WHAT IS ASKED
The records that follow are to be repeated without alteration.

DATA LISTING
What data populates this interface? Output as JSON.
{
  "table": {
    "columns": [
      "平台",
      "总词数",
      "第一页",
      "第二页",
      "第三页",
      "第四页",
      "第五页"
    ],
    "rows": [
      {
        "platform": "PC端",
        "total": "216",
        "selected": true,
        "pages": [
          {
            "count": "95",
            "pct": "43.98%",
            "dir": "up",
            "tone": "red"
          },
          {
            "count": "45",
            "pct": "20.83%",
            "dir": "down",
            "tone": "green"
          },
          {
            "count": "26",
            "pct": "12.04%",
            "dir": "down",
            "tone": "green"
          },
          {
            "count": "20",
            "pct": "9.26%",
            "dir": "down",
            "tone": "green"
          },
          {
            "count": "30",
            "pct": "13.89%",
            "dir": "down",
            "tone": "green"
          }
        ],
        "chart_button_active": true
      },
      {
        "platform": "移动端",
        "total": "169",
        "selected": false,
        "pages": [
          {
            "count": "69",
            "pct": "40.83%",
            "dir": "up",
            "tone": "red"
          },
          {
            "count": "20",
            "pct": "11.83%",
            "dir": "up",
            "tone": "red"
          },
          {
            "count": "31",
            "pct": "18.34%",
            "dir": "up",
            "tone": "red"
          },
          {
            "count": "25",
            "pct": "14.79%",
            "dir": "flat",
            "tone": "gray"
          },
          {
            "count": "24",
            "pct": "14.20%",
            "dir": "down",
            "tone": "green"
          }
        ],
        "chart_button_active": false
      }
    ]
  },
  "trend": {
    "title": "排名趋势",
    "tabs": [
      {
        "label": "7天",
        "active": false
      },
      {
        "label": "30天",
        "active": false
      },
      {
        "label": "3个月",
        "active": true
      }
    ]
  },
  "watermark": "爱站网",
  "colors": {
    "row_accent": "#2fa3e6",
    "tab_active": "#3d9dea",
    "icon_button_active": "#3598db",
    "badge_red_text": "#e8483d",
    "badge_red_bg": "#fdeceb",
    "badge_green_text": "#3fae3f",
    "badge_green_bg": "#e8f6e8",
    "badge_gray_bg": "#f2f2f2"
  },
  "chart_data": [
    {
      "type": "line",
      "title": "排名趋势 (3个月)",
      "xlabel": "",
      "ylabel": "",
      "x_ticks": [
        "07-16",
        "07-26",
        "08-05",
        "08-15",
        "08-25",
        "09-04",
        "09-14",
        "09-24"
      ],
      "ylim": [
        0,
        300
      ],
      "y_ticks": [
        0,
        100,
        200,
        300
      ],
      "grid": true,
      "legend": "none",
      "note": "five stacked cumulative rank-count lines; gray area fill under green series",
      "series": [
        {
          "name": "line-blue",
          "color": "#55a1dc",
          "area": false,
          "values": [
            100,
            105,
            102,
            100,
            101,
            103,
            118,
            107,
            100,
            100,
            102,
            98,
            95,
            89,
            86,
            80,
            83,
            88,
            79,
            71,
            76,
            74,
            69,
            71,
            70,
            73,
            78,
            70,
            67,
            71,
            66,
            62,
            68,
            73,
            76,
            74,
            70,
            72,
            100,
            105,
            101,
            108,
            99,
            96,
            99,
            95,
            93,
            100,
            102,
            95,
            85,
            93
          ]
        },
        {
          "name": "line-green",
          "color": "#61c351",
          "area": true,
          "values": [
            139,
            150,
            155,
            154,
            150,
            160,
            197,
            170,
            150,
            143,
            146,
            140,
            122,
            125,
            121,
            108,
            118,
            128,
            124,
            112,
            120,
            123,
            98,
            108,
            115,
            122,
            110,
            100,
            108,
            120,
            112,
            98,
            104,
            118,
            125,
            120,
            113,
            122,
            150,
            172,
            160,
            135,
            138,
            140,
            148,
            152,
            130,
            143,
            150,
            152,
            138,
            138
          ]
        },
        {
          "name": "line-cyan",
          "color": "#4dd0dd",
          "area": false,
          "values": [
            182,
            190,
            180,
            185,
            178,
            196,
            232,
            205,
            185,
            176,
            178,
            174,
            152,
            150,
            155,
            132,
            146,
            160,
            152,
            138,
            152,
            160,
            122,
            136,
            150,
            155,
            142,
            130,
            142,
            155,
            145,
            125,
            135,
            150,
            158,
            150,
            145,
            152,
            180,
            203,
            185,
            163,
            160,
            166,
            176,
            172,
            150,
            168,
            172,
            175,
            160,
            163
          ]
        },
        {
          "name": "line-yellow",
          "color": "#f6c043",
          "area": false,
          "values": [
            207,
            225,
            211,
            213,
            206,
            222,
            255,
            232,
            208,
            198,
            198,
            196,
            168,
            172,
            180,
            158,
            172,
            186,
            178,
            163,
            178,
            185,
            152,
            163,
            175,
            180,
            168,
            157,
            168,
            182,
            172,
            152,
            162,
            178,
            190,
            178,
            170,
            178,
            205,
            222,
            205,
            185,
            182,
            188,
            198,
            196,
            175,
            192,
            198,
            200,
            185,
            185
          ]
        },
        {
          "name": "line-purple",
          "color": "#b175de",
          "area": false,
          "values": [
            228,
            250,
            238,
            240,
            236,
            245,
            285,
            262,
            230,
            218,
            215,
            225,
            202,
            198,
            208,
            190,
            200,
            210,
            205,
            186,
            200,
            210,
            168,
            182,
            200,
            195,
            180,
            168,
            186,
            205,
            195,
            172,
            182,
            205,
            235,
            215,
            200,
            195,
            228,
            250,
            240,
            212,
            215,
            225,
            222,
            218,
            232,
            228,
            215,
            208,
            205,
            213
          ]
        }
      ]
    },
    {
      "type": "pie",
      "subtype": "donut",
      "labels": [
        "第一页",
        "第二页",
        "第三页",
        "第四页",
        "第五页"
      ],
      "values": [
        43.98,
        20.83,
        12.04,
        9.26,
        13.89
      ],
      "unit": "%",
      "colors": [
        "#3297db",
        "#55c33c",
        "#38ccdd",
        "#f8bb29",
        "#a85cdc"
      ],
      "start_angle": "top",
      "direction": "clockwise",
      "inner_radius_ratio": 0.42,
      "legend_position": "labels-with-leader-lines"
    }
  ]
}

OUTPUT BELOW
What data populates this interface? Output as JSON.
{
  "table": {
    "columns": [
      "平台",
      "总词数",
      "第一页",
      "第二页",
      "第三页",
      "第四页",
      "第五页"
    ],
    "rows": [
      {
        "platform": "PC端",
        "total": "216",
        "selected": true,
        "pages": [
          {
            "count": "95",
            "pct": "43.98%",
            "dir": "up",
            "tone": "red"
          },
          {
            "count": "45",
            "pct": "20.83%",
            "dir": "down",
            "tone": "green"
          },
          {
            "count": "26",
            "pct": "12.04%",
            "dir": "down",
            "tone": "green"
          },
          {
            "count": "20",
            "pct": "9.26%",
            "dir": "down",
            "tone": "green"
          },
          {
            "count": "30",
            "pct": "13.89%",
            "dir": "down",
            "tone": "green"
          }
        ],
        "chart_button_active": true
      },
      {
        "platform": "移动端",
        "total": "169",
        "selected": false,
        "pages": [
          {
            "count": "69",
            "pct": "40.83%",
            "dir": "up",
            "tone": "red"
          },
          {
            "count": "20",
            "pct": "11.83%",
            "dir": "up",
            "tone": "red"
          },
          {
            "count": "31",
            "pct": "18.34%",
            "dir": "up",
            "tone": "red"
          },
          {
            "count": "25",
            "pct": "14.79%",
            "dir": "flat",
            "tone": "gray"
          },
          {
            "count": "24",
            "pct": "14.20%",
            "dir": "down",
            "tone": "green"
          }
        ],
        "chart_button_active": false
      }
    ]
  },
  "trend": {
    "title": "排名趋势",
    "tabs": [
      {
        "label": "7天",
        "active": false
      },
      {
        "label": "30天",
        "active": false
      },
      {
        "label": "3个月",
        "active": true
      }
    ]
  },
  "watermark": "爱站网",
  "colors": {
    "row_accent": "#2fa3e6",
    "tab_active": "#3d9dea",
    "icon_button_active": "#3598db",
    "badge_red_text": "#e8483d",
    "badge_red_bg": "#fdeceb",
    "badge_green_text": "#3fae3f",
    "badge_green_bg": "#e8f6e8",
    "badge_gray_bg": "#f2f2f2"
  },
  "chart_data": [
    {
      "type": "line",
      "title": "排名趋势 (3个月)",
      "xlabel": "",
      "ylabel": "",
      "x_ticks": [
        "07-16",
        "07-26",
        "08-05",
        "08-15",
        "08-25",
        "09-04",
        "09-14",
        "09-24"
      ],
      "ylim": [
        0,
        300
      ],
      "y_ticks": [
        0,
        100,
        200,
        300
      ],
      "grid": true,
      "legend": "none",
      "note": "five stacked cumulative rank-count lines; gray area fill under green series",
      "series": [
        {
          "name": "line-blue",
          "color": "#55a1dc",
          "area": false,
          "values": [
            100,
            105,
            102,
            100,
            101,
            103,
            118,
            107,
            100,
            100,
            102,
            98,
            95,
            89,
            86,
            80,
            83,
            88,
            79,
            71,
            76,
            74,
            69,
            71,
            70,
            73,
            78,
            70,
            67,
            71,
            66,
            62,
            68,
            73,
            76,
            74,
            70,
            72,
            100,
            105,
            101,
            108,
            99,
            96,
            99,
            95,
            93,
            100,
            102,
            95,
            85,
            93
          ]
        },
        {
          "name": "line-green",
          "color": "#61c351",
          "area": true,
          "values": [
            139,
            150,
            155,
            154,
            150,
            160,
            197,
            170,
            150,
            143,
            146,
            140,
            122,
            125,
            121,
            108,
            118,
            128,
            124,
            112,
            120,
            123,
            98,
            108,
            115,
            122,
            110,
            100,
            108,
            120,
            112,
            98,
            104,
            118,
            125,
            120,
            113,
            122,
            150,
            172,
            160,
            135,
            138,
            140,
            148,
            152,
            130,
            143,
            150,
            152,
            138,
            138
          ]
        },
        {
          "name": "line-cyan",
          "color": "#4dd0dd",
          "area": false,
          "values": [
            182,
            190,
            180,
            185,
            178,
            196,
            232,
            205,
            185,
            176,
            178,
            174,
            152,
            150,
            155,
            132,
            146,
            160,
            152,
            138,
            152,
            160,
            122,
            136,
            150,
            155,
            142,
            130,
            142,
            155,
            145,
            125,
            135,
            150,
            158,
            150,
            145,
            152,
            180,
            203,
            185,
            163,
            160,
            166,
            176,
            172,
            150,
            168,
            172,
            175,
            160,
            163
          ]
        },
        {
          "name": "line-yellow",
          "color": "#f6c043",
          "area": false,
          "values": [
            207,
            225,
            211,
            213,
            206,
            222,
            255,
            232,
            208,
            198,
            198,
            196,
            168,
            172,
            180,
            158,
            172,
            186,
            178,
            163,
            178,
            185,
            152,
            163,
            175,
            180,
            168,
            157,
            168,
            182,
            172,
            152,
            162,
            178,
            190,
            178,
            170,
            178,
            205,
            222,
            205,
            185,
            182,
            188,
            198,
            196,
            175,
            192,
            198,
            200,
            185,
            185
          ]
        },
        {
          "name": "line-purple",
          "color": "#b175de",
          "area": false,
          "values": [
            228,
            250,
            238,
            240,
            236,
            245,
            285,
            262,
            230,
            218,
            215,
            225,
            202,
            198,
            208,
            190,
            200,
            210,
            205,
            186,
            200,
            210,
            168,
            182,
            200,
            195,
            180,
            168,
            186,
            205,
            195,
            172,
            182,
            205,
            235,
            215,
            200,
            195,
            228,
            250,
            240,
            212,
            215,
            225,
            222,
            218,
            232,
            228,
            215,
            208,
            205,
            213
          ]
        }
      ]
    },
    {
      "type": "pie",
      "subtype": "donut",
      "labels": [
        "第一页",
        "第二页",
        "第三页",
        "第四页",
        "第五页"
      ],
      "values": [
        43.98,
        20.83,
        12.04,
        9.26,
        13.89
      ],
      "unit": "%",
      "colors": [
        "#3297db",
        "#55c33c",
        "#38ccdd",
        "#f8bb29",
        "#a85cdc"
      ],
      "start_angle": "top",
      "direction": "clockwise",
      "inner_radius_ratio": 0.42,
      "legend_position": "labels-with-leader-lines"
    }
  ]
}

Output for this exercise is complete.